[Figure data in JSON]

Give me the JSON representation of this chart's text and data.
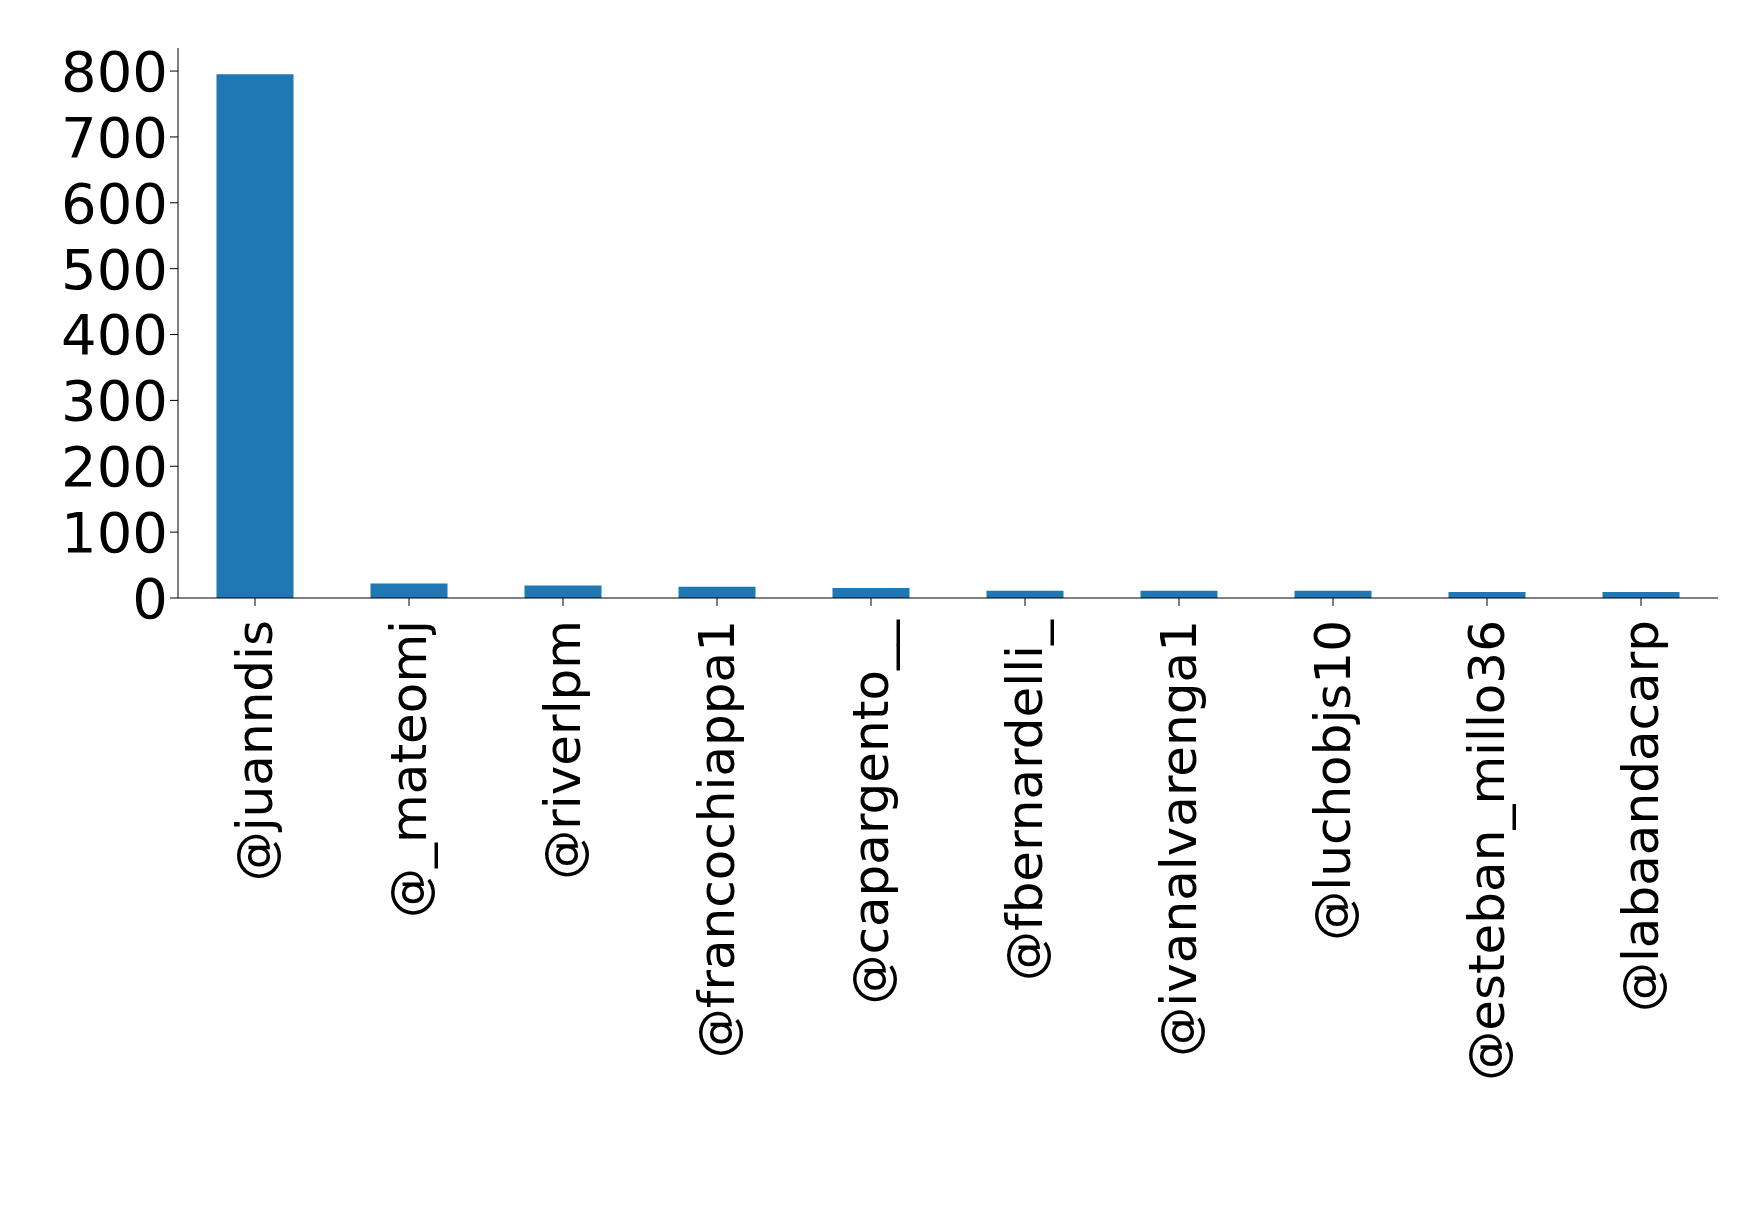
{
  "chart_data": {
    "type": "bar",
    "categories": [
      "@juanndis",
      "@_mateomj",
      "@riverlpm",
      "@francochiappa1",
      "@capargento__",
      "@fbernardelli_",
      "@ivanalvarenga1",
      "@luchobjs10",
      "@esteban_millo36",
      "@labaandacarp"
    ],
    "values": [
      795,
      22,
      19,
      17,
      15,
      11,
      11,
      11,
      9,
      9
    ],
    "color": "#1f77b4",
    "ylim": [
      0,
      835
    ],
    "yticks": [
      0,
      100,
      200,
      300,
      400,
      500,
      600,
      700,
      800
    ],
    "grid": false,
    "legend": false
  }
}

Goal -> Copy each line above precisely, dropping the pictures.

Task answer ->
Give me the JSON representation of this chart's text and data.
{
  "chart_data": {
    "type": "bar",
    "categories": [
      "@juanndis",
      "@_mateomj",
      "@riverlpm",
      "@francochiappa1",
      "@capargento__",
      "@fbernardelli_",
      "@ivanalvarenga1",
      "@luchobjs10",
      "@esteban_millo36",
      "@labaandacarp"
    ],
    "values": [
      795,
      22,
      19,
      17,
      15,
      11,
      11,
      11,
      9,
      9
    ],
    "color": "#1f77b4",
    "ylim": [
      0,
      835
    ],
    "yticks": [
      0,
      100,
      200,
      300,
      400,
      500,
      600,
      700,
      800
    ],
    "grid": false,
    "legend": false
  }
}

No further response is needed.